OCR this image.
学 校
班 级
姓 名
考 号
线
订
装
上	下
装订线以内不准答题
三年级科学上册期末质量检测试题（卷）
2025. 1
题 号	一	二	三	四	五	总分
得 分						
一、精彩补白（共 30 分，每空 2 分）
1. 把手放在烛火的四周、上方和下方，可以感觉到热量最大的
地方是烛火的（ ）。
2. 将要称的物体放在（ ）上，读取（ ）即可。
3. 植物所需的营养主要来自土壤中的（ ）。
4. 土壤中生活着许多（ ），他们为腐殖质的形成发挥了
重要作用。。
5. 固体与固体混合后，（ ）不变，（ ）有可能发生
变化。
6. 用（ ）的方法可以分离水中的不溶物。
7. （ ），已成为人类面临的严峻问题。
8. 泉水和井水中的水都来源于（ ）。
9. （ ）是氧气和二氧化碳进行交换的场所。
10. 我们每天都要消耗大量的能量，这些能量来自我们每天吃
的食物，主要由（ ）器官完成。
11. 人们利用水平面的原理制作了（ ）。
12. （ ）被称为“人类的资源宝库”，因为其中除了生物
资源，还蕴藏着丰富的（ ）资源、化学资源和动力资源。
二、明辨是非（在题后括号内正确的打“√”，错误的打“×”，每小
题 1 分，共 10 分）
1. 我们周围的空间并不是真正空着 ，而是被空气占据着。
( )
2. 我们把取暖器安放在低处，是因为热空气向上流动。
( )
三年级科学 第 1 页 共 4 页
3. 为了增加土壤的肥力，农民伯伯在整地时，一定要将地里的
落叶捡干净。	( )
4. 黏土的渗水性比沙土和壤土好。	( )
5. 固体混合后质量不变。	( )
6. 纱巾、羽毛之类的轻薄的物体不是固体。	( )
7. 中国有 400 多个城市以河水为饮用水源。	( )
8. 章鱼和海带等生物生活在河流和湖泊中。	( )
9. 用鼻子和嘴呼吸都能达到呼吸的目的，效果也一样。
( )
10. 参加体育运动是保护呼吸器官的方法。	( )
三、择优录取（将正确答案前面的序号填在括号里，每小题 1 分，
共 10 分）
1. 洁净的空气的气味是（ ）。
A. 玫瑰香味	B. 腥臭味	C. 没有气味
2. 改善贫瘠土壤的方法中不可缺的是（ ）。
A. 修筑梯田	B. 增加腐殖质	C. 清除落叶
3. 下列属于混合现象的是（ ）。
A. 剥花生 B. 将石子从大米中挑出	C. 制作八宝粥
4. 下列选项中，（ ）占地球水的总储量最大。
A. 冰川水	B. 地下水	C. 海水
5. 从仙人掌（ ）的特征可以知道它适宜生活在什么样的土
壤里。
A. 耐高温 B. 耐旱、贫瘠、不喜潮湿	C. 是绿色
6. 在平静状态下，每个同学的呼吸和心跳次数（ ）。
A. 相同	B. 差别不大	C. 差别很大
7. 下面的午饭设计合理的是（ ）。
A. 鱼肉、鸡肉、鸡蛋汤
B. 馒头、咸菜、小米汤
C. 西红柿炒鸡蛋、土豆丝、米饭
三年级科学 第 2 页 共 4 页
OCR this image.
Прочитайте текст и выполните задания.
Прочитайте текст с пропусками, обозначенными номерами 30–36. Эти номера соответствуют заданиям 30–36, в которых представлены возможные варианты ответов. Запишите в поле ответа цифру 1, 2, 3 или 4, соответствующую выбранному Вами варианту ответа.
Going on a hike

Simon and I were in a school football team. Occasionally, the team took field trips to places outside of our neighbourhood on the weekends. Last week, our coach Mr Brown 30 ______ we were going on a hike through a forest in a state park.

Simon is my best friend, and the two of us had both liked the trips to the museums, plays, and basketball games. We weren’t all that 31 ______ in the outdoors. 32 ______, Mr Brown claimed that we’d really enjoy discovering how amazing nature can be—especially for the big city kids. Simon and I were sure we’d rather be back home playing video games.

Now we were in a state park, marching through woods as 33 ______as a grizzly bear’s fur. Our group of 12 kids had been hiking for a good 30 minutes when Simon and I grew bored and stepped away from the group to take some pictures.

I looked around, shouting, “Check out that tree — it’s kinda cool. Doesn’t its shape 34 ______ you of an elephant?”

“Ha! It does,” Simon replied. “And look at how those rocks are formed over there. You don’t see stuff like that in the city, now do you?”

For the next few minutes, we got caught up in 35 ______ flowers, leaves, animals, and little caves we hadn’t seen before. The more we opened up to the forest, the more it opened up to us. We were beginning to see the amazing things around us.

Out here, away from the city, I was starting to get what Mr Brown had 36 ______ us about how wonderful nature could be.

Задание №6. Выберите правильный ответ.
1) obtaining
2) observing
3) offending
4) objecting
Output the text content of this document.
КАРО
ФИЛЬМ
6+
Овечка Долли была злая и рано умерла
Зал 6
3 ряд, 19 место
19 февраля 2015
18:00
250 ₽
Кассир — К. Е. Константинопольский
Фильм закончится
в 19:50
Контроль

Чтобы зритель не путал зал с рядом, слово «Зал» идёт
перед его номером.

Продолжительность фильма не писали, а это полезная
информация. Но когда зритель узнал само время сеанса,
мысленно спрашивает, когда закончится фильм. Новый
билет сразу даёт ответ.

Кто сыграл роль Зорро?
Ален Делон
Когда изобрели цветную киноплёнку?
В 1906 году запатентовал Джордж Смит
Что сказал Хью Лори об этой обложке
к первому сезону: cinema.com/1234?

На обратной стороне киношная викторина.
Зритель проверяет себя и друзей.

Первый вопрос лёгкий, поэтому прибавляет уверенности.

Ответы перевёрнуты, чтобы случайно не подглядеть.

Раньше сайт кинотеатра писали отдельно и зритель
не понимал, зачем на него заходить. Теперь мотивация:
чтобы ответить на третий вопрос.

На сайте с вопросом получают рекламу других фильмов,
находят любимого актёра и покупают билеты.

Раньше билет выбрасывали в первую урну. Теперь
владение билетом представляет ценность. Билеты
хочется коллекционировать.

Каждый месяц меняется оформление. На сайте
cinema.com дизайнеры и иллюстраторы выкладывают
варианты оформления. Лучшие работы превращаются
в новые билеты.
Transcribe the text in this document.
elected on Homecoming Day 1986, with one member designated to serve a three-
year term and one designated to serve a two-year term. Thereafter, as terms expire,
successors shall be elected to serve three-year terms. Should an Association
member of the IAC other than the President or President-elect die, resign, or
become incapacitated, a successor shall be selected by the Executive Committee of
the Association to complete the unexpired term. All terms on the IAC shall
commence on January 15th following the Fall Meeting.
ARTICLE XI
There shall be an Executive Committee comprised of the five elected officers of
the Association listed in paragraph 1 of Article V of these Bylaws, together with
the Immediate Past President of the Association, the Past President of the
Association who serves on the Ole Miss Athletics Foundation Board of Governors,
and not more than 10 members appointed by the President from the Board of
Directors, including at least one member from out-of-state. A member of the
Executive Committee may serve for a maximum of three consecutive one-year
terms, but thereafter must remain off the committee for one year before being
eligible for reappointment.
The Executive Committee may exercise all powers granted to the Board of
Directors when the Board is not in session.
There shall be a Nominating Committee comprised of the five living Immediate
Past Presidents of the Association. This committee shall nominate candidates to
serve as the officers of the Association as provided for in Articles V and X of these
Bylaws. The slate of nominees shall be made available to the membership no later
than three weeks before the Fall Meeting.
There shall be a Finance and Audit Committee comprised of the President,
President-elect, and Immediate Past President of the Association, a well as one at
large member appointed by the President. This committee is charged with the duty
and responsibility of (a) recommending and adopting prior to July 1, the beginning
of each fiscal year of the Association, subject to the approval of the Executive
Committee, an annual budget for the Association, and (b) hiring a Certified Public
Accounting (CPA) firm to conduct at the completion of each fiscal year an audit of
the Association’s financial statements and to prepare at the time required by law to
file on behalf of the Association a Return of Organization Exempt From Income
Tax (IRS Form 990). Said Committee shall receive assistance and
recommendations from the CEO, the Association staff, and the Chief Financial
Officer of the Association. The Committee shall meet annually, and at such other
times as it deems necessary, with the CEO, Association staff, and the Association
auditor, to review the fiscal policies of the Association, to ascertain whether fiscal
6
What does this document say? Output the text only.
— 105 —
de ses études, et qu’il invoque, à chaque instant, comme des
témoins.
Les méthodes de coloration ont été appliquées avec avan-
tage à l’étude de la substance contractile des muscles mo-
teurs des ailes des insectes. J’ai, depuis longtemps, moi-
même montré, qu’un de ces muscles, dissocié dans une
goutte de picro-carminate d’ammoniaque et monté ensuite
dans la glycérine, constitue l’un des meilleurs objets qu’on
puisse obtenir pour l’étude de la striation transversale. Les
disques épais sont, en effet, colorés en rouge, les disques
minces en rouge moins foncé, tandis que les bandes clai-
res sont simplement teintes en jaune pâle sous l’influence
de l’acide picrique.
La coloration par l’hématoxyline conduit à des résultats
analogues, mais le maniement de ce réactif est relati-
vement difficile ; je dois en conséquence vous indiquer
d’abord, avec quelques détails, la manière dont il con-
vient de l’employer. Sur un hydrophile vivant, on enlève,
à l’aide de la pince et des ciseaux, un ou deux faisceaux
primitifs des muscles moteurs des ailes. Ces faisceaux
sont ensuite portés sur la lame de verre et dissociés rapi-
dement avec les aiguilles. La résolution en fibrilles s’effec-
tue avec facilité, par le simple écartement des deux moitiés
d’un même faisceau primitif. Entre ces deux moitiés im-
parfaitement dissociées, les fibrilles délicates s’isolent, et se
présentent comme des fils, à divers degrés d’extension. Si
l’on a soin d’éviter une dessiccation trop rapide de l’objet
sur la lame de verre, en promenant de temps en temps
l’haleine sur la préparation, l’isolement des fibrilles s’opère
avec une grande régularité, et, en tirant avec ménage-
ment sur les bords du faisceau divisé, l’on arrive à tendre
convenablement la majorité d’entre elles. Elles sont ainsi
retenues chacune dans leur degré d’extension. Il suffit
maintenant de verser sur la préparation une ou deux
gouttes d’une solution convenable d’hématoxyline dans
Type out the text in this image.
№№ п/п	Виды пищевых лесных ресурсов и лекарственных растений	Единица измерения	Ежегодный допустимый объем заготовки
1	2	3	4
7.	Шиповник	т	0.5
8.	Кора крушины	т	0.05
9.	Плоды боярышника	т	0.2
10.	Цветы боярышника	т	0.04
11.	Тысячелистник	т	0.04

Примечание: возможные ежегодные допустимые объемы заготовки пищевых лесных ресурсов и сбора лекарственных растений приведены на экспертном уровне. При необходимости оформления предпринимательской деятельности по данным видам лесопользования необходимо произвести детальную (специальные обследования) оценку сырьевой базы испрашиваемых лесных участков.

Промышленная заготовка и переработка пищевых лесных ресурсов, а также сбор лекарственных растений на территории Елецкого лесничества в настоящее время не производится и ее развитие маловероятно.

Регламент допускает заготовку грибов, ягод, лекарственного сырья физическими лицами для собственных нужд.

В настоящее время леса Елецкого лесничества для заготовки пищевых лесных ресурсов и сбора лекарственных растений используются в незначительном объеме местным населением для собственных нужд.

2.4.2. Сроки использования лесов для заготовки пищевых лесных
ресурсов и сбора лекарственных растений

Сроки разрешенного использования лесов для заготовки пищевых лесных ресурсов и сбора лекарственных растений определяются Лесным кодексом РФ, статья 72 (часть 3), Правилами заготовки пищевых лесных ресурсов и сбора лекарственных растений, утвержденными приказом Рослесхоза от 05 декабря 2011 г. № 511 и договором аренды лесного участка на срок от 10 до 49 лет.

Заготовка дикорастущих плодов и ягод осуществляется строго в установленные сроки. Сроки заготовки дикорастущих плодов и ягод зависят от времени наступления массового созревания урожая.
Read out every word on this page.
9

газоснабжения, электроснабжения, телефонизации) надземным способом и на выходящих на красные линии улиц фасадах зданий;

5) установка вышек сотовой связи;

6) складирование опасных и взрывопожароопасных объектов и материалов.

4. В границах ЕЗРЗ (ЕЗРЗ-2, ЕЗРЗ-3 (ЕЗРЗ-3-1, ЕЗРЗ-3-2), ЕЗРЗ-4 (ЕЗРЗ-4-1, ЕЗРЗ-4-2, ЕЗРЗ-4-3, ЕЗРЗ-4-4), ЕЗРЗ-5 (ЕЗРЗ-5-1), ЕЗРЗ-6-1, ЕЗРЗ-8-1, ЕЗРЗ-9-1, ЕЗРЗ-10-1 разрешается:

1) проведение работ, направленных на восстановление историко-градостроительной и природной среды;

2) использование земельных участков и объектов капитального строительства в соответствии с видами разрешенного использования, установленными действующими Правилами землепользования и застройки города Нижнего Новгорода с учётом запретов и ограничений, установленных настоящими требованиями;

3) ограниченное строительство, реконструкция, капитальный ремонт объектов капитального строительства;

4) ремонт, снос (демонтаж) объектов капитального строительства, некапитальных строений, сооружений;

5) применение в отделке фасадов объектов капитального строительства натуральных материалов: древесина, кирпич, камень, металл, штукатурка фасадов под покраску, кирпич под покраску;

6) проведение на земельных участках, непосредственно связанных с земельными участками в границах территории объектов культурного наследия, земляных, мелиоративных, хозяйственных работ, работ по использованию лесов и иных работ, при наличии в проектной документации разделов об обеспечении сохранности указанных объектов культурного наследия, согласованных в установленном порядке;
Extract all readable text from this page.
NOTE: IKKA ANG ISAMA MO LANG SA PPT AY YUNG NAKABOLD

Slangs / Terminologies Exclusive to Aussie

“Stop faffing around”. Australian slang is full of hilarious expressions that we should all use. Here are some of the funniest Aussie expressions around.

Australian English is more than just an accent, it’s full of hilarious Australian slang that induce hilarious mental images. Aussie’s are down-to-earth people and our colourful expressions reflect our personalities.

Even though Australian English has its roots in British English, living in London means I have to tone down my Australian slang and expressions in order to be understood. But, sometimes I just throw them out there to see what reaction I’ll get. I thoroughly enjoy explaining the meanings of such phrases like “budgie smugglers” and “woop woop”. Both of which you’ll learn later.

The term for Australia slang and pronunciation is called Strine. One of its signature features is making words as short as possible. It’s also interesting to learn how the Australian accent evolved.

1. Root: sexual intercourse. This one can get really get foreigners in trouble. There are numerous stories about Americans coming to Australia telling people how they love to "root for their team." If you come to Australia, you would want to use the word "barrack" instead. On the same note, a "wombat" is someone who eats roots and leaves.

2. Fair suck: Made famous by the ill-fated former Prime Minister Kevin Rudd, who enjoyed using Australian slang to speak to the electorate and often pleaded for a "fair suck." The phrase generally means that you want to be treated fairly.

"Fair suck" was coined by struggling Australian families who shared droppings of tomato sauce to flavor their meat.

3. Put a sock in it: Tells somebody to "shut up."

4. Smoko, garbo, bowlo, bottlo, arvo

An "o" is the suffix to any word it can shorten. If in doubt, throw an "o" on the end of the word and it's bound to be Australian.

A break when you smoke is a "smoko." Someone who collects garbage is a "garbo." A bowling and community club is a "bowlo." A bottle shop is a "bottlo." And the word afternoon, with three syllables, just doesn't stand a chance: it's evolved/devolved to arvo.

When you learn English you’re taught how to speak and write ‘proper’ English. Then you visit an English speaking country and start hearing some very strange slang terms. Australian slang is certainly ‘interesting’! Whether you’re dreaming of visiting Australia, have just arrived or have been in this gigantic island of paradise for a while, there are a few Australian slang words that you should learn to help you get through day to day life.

====

> **Directions**
Using the records above, copy each line that contains "заготовки".

> **Answer to this exercise**
№№ п/п	Виды пищевых лесных ресурсов и лекарственных растений	Единица измерения	Ежегодный допустимый объем заготовки
Примечание: возможные ежегодные допустимые объемы заготовки пищевых лесных ресурсов и сбора лекарственных растений приведены на экспертном уровне. При необходимости оформления предпринимательской деятельности по данным видам лесопользования необходимо произвести детальную (специальные обследования) оценку сырьевой базы испрашиваемых лесных участков.
В настоящее время леса Елецкого лесничества для заготовки пищевых лесных ресурсов и сбора лекарственных растений используются в незначительном объеме местным населением для собственных нужд.
2.4.2. Сроки использования лесов для заготовки пищевых лесных
Сроки разрешенного использования лесов для заготовки пищевых лесных ресурсов и сбора лекарственных растений определяются Лесным кодексом РФ, статья 72 (часть 3), Правилами заготовки пищевых лесных ресурсов и сбора лекарственных растений, утвержденными приказом Рослесхоза от 05 декабря 2011 г. № 511 и договором аренды лесного участка на срок от 10 до 49 лет.
Заготовка дикорастущих плодов и ягод осуществляется строго в установленные сроки. Сроки заготовки дикорастущих плодов и ягод зависят от времени наступления массового созревания урожая.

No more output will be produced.